__Task statement__
Scan the lines below for the word "Andy". Copy each line you find it in.

[Dataset items]
• • • • •
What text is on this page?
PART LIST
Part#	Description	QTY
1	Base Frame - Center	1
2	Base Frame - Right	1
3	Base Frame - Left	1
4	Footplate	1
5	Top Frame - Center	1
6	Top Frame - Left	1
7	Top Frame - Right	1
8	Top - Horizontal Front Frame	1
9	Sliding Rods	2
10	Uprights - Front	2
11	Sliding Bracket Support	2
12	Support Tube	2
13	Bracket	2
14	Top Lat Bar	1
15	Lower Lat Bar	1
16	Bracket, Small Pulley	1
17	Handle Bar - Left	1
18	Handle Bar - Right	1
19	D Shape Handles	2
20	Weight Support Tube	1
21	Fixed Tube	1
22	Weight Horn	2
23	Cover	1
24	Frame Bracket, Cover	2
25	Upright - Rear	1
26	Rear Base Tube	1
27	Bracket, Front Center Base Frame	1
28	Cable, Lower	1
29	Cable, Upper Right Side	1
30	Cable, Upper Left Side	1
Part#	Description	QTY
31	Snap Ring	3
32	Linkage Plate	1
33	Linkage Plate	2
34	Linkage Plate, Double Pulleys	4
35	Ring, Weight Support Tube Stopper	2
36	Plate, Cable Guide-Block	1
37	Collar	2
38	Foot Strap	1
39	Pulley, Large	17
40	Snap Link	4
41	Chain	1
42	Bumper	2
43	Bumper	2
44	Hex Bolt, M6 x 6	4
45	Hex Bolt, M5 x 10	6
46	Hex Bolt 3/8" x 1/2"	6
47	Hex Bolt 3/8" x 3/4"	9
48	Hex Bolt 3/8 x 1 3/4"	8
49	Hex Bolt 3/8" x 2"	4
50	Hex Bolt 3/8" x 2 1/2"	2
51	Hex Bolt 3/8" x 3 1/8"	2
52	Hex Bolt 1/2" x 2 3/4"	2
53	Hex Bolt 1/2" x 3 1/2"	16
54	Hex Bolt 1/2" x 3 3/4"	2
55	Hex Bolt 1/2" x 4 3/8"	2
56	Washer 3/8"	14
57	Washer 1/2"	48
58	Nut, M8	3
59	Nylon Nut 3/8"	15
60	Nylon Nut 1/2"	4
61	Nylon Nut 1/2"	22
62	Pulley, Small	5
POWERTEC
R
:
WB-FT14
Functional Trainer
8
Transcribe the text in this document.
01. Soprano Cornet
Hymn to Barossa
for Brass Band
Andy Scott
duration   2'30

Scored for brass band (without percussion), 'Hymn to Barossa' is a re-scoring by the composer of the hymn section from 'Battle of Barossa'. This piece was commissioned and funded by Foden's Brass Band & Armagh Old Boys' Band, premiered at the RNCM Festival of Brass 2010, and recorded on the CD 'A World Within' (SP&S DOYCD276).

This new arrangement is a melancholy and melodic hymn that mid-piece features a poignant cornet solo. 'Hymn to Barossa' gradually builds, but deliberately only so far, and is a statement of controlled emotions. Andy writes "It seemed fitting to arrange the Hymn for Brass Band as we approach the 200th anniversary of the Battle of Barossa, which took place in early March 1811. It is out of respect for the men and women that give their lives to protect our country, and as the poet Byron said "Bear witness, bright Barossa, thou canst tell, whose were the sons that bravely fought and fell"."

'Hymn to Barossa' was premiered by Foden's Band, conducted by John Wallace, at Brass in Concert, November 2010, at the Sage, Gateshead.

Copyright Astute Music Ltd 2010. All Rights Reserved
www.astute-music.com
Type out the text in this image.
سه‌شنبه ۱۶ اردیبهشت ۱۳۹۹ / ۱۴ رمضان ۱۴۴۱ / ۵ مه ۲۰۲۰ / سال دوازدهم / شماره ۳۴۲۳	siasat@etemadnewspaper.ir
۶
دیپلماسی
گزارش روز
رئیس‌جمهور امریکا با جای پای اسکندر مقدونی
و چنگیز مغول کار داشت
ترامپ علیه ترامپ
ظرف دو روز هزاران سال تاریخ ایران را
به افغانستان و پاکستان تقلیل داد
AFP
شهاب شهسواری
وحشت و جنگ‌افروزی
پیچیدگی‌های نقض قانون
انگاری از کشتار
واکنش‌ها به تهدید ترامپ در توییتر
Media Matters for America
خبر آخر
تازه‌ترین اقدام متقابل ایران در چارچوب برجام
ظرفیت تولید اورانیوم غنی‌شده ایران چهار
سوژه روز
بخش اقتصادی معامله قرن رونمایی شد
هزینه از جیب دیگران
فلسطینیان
• • • • •
__Solution for this exercise__
Andy Scott
This new arrangement is a melancholy and melodic hymn that mid-piece features a poignant cornet solo. 'Hymn to Barossa' gradually builds, but deliberately only so far, and is a statement of controlled emotions. Andy writes "It seemed fitting to arrange the Hymn for Brass Band as we approach the 200th anniversary of the Battle of Barossa, which took place in early March 1811. It is out of respect for the men and women that give their lives to protect our country, and as the poet Byron said "Bear witness, bright Barossa, thou canst tell, whose were the sons that bravely fought and fell"."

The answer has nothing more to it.